## start

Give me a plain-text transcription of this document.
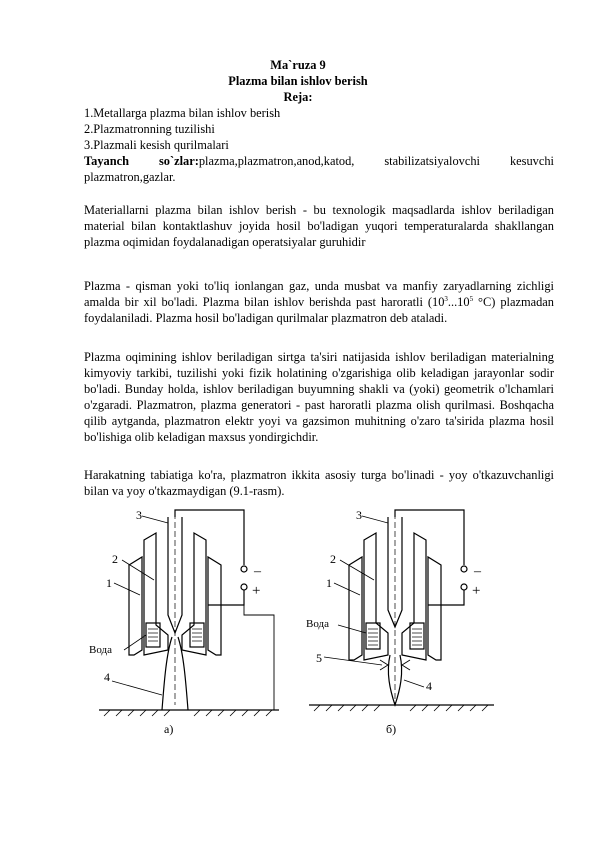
Ma`ruza 9
Plazma bilan ishlov berish
Reja:
1.Metallarga plazma bilan ishlov berish
2.Plazmatronning tuzilishi
3.Plazmali kesish qurilmalari
Tayanch so`zlar:plazma,plazmatron,anod,katod, stabilizatsiyalovchi kesuvchi plazmatron,gazlar.
Materiallarni plazma bilan ishlov berish - bu texnologik maqsadlarda ishlov beriladigan material bilan kontaktlashuv joyida hosil bo'ladigan yuqori temperaturalarda shakllangan plazma oqimidan foydalanadigan operatsiyalar guruhidir
Plazma - qisman yoki to'liq ionlangan gaz, unda musbat va manfiy zaryadlarning zichligi amalda bir xil bo'ladi. Plazma bilan ishlov berishda past haroratli ($10^3...10^5$ °C) plazmadan foydalaniladi. Plazma hosil bo'ladigan qurilmalar plazmatron deb ataladi.
Plazma oqimining ishlov beriladigan sirtga ta'siri natijasida ishlov beriladigan materialning kimyoviy tarkibi, tuzilishi yoki fizik holatining o'zgarishiga olib keladigan jarayonlar sodir bo'ladi. Bunday holda, ishlov beriladigan buyumning shakli va (yoki) geometrik o'lchamlari o'zgaradi. Plazmatron, plazma generatori - past haroratli plazma olish qurilmasi. Boshqacha qilib aytganda, plazmatron elektr yoyi va gazsimon muhitning o'zaro ta'sirida plazma hosil bo'lishiga olib keladigan maxsus yondirgichdir.
Harakatning tabiatiga ko'ra, plazmatron ikkita asosiy turga bo'linadi - yoy o'tkazuvchanligi bilan va yoy o'tkazmaydigan (9.1-rasm).
3
2
1
Вода
4
–
+
а)
3
2
1
Вода
5
4
–
+
б)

## end

■ **TASK DIRECTIONS**
Copy out each line exactly, without the pictures.

■ **SOLUTION FOR THIS TASK**
Give me a plain-text transcription of this document.
Ma`ruza 9
Plazma bilan ishlov berish
Reja:
1.Metallarga plazma bilan ishlov berish
2.Plazmatronning tuzilishi
3.Plazmali kesish qurilmalari
Tayanch so`zlar:plazma,plazmatron,anod,katod, stabilizatsiyalovchi kesuvchi plazmatron,gazlar.
Materiallarni plazma bilan ishlov berish - bu texnologik maqsadlarda ishlov beriladigan material bilan kontaktlashuv joyida hosil bo'ladigan yuqori temperaturalarda shakllangan plazma oqimidan foydalanadigan operatsiyalar guruhidir
Plazma - qisman yoki to'liq ionlangan gaz, unda musbat va manfiy zaryadlarning zichligi amalda bir xil bo'ladi. Plazma bilan ishlov berishda past haroratli ($10^3...10^5$ °C) plazmadan foydalaniladi. Plazma hosil bo'ladigan qurilmalar plazmatron deb ataladi.
Plazma oqimining ishlov beriladigan sirtga ta'siri natijasida ishlov beriladigan materialning kimyoviy tarkibi, tuzilishi yoki fizik holatining o'zgarishiga olib keladigan jarayonlar sodir bo'ladi. Bunday holda, ishlov beriladigan buyumning shakli va (yoki) geometrik o'lchamlari o'zgaradi. Plazmatron, plazma generatori - past haroratli plazma olish qurilmasi. Boshqacha qilib aytganda, plazmatron elektr yoyi va gazsimon muhitning o'zaro ta'sirida plazma hosil bo'lishiga olib keladigan maxsus yondirgichdir.
Harakatning tabiatiga ko'ra, plazmatron ikkita asosiy turga bo'linadi - yoy o'tkazuvchanligi bilan va yoy o'tkazmaydigan (9.1-rasm).
3
2
1
Вода
4
–
+
а)
3
2
1
Вода
5
4
–
+
б)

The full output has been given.